§ RECORDS FOR THE EXERCISE

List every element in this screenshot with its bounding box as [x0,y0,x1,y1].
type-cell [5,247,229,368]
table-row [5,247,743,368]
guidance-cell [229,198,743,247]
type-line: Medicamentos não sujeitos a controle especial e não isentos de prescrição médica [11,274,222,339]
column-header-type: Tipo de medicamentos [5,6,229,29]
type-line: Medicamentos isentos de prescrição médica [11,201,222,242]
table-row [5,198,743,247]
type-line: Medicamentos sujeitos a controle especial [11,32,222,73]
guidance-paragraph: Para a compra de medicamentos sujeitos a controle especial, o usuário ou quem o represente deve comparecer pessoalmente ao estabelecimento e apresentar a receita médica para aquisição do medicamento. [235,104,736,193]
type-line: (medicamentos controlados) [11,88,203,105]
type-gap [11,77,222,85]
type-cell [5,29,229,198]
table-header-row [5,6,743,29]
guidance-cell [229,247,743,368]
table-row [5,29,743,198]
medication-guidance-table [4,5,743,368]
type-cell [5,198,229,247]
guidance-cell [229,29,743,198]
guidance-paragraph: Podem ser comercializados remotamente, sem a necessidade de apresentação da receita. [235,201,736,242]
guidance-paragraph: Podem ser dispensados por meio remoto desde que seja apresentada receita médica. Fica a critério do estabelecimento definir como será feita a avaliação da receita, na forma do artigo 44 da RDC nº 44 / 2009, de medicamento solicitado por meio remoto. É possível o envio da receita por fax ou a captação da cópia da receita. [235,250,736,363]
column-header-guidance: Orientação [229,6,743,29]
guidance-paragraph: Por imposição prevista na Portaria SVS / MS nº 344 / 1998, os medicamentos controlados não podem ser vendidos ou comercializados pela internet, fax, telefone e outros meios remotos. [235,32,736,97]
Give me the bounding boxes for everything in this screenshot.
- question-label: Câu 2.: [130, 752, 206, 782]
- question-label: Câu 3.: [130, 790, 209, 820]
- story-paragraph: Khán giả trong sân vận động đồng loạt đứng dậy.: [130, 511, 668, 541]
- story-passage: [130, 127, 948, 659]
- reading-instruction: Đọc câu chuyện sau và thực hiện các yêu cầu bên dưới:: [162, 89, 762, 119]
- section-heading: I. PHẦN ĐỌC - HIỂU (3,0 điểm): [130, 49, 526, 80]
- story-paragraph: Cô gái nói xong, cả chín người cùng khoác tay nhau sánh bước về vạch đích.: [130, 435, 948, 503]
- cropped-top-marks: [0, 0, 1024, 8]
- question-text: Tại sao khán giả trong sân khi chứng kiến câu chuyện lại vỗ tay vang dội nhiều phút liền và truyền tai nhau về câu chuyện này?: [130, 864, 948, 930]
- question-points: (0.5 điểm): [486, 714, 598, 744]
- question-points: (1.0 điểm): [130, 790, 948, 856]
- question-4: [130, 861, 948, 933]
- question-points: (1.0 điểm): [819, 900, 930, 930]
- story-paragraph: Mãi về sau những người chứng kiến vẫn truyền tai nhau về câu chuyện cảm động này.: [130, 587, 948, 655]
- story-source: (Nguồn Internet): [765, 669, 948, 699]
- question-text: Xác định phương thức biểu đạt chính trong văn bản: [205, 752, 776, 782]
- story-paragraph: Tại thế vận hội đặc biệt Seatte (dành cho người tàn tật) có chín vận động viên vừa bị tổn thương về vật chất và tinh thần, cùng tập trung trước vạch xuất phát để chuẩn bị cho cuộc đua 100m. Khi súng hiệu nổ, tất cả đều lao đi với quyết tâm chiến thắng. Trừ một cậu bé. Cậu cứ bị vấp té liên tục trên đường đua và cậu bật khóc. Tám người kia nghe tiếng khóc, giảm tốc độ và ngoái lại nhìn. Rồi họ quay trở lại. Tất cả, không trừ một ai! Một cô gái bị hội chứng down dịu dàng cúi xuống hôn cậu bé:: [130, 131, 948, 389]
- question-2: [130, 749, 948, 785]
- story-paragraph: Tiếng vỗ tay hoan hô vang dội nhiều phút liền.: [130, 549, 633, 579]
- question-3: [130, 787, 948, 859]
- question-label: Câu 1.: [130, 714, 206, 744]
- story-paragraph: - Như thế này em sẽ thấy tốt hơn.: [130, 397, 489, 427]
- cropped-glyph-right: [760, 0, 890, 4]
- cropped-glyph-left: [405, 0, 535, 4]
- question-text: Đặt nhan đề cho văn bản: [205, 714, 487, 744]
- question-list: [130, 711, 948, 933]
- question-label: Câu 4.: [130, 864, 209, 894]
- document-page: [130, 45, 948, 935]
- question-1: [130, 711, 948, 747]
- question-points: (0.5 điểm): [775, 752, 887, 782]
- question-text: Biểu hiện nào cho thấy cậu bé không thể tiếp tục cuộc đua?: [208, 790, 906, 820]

§ EXERCISE GOAL
Reproduce all of the data above, substituting "question-score" for every occurrence of "question-points" and keeping everything else the same.

§ IN RESPONSE
List every element in this screenshot with its bounding box as [x0,y0,x1,y1].
type-cell [5,247,229,368]
table-row [5,247,743,368]
guidance-cell [229,198,743,247]
type-line: Medicamentos não sujeitos a controle especial e não isentos de prescrição médica [11,274,222,339]
column-header-type: Tipo de medicamentos [5,6,229,29]
type-line: Medicamentos isentos de prescrição médica [11,201,222,242]
table-row [5,198,743,247]
type-line: Medicamentos sujeitos a controle especial [11,32,222,73]
guidance-paragraph: Para a compra de medicamentos sujeitos a controle especial, o usuário ou quem o represente deve comparecer pessoalmente ao estabelecimento e apresentar a receita médica para aquisição do medicamento. [235,104,736,193]
type-line: (medicamentos controlados) [11,88,203,105]
type-gap [11,77,222,85]
type-cell [5,29,229,198]
table-header-row [5,6,743,29]
guidance-cell [229,247,743,368]
table-row [5,29,743,198]
medication-guidance-table [4,5,743,368]
type-cell [5,198,229,247]
guidance-cell [229,29,743,198]
guidance-paragraph: Podem ser comercializados remotamente, sem a necessidade de apresentação da receita. [235,201,736,242]
guidance-paragraph: Podem ser dispensados por meio remoto desde que seja apresentada receita médica. Fica a critério do estabelecimento definir como será feita a avaliação da receita, na forma do artigo 44 da RDC nº 44 / 2009, de medicamento solicitado por meio remoto. É possível o envio da receita por fax ou a captação da cópia da receita. [235,250,736,363]
column-header-guidance: Orientação [229,6,743,29]
guidance-paragraph: Por imposição prevista na Portaria SVS / MS nº 344 / 1998, os medicamentos controlados não podem ser vendidos ou comercializados pela internet, fax, telefone e outros meios remotos. [235,32,736,97]
Give me the bounding boxes for everything in this screenshot.
- question-label: Câu 2.: [130, 752, 206, 782]
- question-label: Câu 3.: [130, 790, 209, 820]
- story-paragraph: Khán giả trong sân vận động đồng loạt đứng dậy.: [130, 511, 668, 541]
- story-passage: [130, 127, 948, 659]
- reading-instruction: Đọc câu chuyện sau và thực hiện các yêu cầu bên dưới:: [162, 89, 762, 119]
- section-heading: I. PHẦN ĐỌC - HIỂU (3,0 điểm): [130, 49, 526, 80]
- story-paragraph: Cô gái nói xong, cả chín người cùng khoác tay nhau sánh bước về vạch đích.: [130, 435, 948, 503]
- cropped-top-marks: [0, 0, 1024, 8]
- question-text: Tại sao khán giả trong sân khi chứng kiến câu chuyện lại vỗ tay vang dội nhiều phút liền và truyền tai nhau về câu chuyện này?: [130, 864, 948, 930]
- question-score: (0.5 điểm): [486, 714, 598, 744]
- question-score: (1.0 điểm): [130, 790, 948, 856]
- question-4: [130, 861, 948, 933]
- question-score: (1.0 điểm): [819, 900, 930, 930]
- story-paragraph: Mãi về sau những người chứng kiến vẫn truyền tai nhau về câu chuyện cảm động này.: [130, 587, 948, 655]
- story-source: (Nguồn Internet): [765, 669, 948, 699]
- question-text: Xác định phương thức biểu đạt chính trong văn bản: [205, 752, 776, 782]
- story-paragraph: Tại thế vận hội đặc biệt Seatte (dành cho người tàn tật) có chín vận động viên vừa bị tổn thương về vật chất và tinh thần, cùng tập trung trước vạch xuất phát để chuẩn bị cho cuộc đua 100m. Khi súng hiệu nổ, tất cả đều lao đi với quyết tâm chiến thắng. Trừ một cậu bé. Cậu cứ bị vấp té liên tục trên đường đua và cậu bật khóc. Tám người kia nghe tiếng khóc, giảm tốc độ và ngoái lại nhìn. Rồi họ quay trở lại. Tất cả, không trừ một ai! Một cô gái bị hội chứng down dịu dàng cúi xuống hôn cậu bé:: [130, 131, 948, 389]
- question-2: [130, 749, 948, 785]
- story-paragraph: Tiếng vỗ tay hoan hô vang dội nhiều phút liền.: [130, 549, 633, 579]
- question-3: [130, 787, 948, 859]
- question-label: Câu 1.: [130, 714, 206, 744]
- story-paragraph: - Như thế này em sẽ thấy tốt hơn.: [130, 397, 489, 427]
- cropped-glyph-right: [760, 0, 890, 4]
- cropped-glyph-left: [405, 0, 535, 4]
- question-text: Đặt nhan đề cho văn bản: [205, 714, 487, 744]
- question-list: [130, 711, 948, 933]
- question-label: Câu 4.: [130, 864, 209, 894]
- document-page: [130, 45, 948, 935]
- question-1: [130, 711, 948, 747]
- question-score: (0.5 điểm): [775, 752, 887, 782]
- question-text: Biểu hiện nào cho thấy cậu bé không thể tiếp tục cuộc đua?: [208, 790, 906, 820]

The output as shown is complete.